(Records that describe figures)
==*==

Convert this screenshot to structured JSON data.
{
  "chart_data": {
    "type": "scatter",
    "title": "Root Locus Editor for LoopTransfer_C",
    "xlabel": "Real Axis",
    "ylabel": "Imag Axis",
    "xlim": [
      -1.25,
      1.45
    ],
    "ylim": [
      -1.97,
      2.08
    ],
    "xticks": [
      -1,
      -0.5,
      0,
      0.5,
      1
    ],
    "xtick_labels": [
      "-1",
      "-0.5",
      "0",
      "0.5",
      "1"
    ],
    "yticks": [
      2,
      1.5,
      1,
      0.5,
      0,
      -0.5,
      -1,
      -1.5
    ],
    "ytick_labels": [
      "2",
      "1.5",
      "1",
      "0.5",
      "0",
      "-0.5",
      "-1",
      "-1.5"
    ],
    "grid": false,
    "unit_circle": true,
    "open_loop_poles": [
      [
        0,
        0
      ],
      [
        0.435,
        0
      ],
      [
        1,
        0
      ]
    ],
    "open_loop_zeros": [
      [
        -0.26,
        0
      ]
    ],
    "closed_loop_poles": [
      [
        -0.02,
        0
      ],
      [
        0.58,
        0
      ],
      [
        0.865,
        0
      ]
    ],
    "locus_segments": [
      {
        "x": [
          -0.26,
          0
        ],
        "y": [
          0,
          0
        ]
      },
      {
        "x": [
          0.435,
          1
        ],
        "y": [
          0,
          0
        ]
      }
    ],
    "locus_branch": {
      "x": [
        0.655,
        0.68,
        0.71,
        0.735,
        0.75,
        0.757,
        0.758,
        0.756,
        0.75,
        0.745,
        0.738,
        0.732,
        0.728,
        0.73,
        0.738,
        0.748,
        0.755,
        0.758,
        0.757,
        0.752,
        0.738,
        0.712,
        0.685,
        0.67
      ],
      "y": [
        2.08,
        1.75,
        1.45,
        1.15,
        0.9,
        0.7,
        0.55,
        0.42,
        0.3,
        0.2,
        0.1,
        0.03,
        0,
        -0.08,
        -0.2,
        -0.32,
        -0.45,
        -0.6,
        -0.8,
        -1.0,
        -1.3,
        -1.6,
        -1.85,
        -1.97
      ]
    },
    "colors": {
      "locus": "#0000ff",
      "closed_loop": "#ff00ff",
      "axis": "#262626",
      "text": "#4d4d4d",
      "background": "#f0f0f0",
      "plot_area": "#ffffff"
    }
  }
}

==*==

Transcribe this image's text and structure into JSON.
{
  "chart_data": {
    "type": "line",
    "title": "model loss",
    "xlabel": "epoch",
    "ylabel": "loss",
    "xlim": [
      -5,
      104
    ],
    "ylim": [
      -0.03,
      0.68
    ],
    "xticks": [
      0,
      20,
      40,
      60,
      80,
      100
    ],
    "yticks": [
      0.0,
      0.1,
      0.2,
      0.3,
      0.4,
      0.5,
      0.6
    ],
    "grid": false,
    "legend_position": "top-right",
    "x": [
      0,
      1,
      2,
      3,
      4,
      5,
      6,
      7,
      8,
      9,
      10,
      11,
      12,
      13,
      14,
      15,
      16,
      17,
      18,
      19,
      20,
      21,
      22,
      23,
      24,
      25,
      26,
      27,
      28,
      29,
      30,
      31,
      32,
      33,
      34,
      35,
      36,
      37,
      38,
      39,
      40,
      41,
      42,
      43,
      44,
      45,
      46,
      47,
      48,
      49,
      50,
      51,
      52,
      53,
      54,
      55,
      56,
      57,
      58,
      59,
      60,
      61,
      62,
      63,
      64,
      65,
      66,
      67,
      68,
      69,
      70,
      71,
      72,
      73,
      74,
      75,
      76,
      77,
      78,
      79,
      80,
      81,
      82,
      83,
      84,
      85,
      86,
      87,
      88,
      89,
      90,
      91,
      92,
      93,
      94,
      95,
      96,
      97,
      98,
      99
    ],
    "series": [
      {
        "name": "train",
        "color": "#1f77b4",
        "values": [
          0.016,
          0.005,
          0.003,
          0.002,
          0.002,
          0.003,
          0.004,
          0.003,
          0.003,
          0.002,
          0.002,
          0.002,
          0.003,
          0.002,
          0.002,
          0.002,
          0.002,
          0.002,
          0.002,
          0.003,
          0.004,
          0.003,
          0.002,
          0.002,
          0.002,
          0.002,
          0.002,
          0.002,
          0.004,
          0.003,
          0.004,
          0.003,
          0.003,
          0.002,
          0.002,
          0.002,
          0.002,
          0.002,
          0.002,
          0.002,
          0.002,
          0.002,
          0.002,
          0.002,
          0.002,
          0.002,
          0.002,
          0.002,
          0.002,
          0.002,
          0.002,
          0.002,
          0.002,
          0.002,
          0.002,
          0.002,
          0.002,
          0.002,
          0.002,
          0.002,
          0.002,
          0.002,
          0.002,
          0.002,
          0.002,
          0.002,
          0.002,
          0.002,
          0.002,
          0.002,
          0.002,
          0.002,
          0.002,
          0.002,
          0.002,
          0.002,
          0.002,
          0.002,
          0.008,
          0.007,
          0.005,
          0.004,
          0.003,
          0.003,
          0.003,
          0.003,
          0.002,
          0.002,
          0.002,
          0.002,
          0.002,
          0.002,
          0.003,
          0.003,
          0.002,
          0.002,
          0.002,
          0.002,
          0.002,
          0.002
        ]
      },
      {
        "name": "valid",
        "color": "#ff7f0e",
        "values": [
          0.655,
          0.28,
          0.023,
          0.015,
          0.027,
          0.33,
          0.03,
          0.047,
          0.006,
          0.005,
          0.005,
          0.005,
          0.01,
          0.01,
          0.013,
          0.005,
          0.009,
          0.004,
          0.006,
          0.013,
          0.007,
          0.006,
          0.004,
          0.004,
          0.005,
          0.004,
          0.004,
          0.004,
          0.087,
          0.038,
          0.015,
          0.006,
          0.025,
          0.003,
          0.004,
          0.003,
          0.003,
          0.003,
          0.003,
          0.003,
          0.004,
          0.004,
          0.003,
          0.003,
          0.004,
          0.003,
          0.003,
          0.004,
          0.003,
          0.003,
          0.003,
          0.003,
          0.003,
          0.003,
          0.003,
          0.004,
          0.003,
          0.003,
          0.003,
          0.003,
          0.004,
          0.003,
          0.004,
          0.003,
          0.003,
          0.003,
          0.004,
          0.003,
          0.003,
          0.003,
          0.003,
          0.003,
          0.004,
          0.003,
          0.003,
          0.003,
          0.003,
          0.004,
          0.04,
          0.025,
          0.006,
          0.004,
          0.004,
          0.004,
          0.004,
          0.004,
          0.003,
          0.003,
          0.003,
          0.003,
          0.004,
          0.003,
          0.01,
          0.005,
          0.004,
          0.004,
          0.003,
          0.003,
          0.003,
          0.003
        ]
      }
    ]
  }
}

==*==

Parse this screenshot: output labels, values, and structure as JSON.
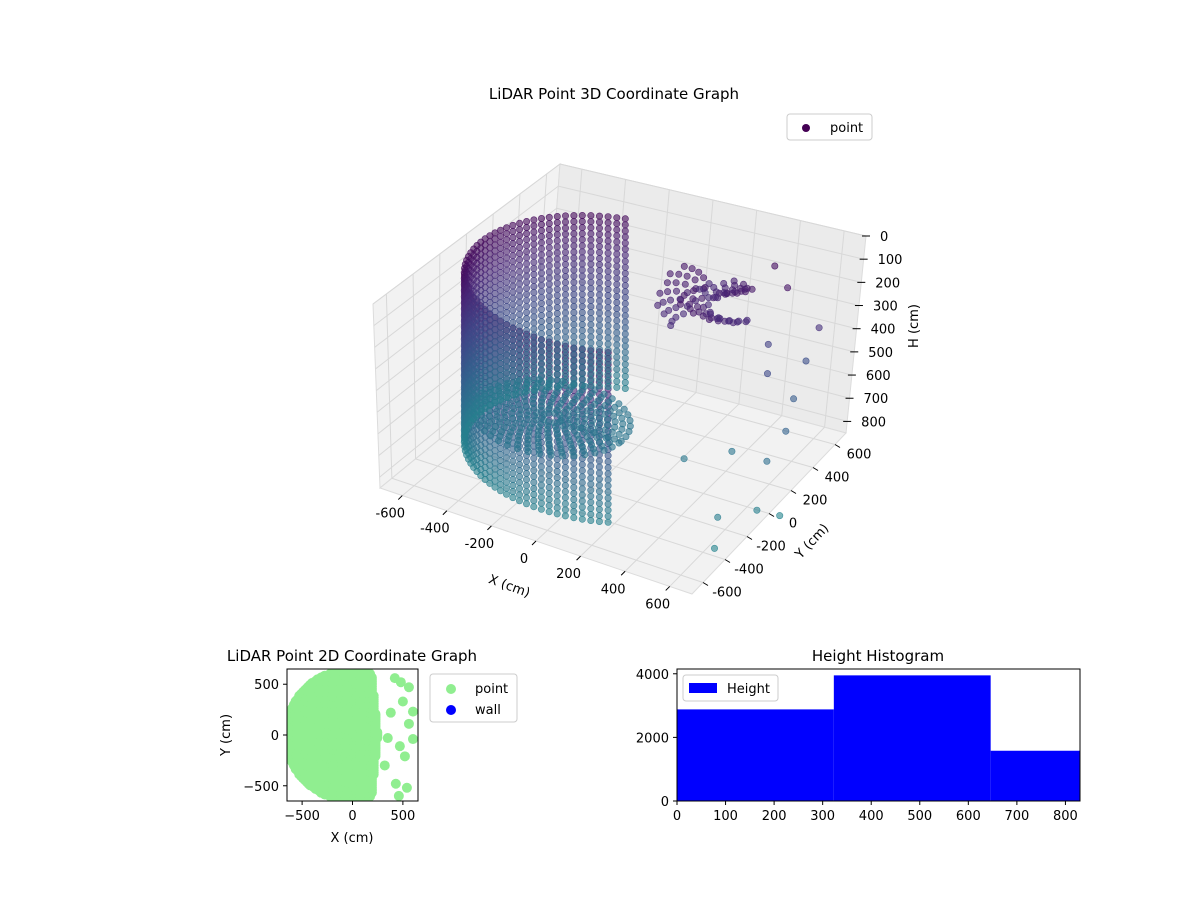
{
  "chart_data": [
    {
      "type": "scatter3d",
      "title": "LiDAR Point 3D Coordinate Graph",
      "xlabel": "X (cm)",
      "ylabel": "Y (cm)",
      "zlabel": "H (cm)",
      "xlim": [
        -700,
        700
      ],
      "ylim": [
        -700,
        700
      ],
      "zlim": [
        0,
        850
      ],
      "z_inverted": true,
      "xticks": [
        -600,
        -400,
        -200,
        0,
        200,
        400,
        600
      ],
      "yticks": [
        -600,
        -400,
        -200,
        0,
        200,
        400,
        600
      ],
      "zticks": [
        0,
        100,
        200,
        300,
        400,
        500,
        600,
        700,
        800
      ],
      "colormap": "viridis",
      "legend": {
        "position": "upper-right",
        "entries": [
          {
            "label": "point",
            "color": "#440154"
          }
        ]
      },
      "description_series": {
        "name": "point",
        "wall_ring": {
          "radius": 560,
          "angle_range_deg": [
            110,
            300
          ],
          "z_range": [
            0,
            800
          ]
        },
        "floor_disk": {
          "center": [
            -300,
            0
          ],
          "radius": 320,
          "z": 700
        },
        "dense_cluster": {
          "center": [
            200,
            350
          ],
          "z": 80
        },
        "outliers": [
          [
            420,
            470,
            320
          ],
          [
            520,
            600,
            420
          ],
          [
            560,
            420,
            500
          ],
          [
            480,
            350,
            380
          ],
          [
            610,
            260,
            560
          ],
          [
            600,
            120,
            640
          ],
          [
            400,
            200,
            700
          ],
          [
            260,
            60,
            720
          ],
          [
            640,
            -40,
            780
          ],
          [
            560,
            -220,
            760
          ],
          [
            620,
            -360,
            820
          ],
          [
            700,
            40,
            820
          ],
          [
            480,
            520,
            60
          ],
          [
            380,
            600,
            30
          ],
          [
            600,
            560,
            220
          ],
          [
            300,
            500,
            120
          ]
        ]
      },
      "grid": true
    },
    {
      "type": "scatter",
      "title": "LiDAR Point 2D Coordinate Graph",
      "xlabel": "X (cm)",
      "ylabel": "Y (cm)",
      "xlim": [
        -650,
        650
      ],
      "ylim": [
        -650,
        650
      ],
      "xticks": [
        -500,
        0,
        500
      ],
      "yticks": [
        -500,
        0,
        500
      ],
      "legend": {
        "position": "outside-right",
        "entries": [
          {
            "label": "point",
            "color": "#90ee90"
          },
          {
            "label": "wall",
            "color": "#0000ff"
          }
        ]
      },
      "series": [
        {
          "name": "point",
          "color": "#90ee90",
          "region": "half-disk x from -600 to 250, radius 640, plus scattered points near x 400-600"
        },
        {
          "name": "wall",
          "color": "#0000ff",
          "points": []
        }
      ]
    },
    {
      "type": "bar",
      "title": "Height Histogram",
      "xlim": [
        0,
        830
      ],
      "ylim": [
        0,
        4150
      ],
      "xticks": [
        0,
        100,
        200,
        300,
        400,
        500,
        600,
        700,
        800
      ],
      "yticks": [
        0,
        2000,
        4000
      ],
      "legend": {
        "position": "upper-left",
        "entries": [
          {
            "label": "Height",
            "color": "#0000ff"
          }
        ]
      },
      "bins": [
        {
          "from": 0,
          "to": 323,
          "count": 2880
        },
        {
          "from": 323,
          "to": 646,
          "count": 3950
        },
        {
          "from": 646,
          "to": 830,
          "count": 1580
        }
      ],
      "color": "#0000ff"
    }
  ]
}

==*==

Set exercise:
From the entries above, copy every line containing the word "points".

Full response:
          "region": "half-disk x from -600 to 250, radius 640, plus scattered points near x 400-600"
          "points": []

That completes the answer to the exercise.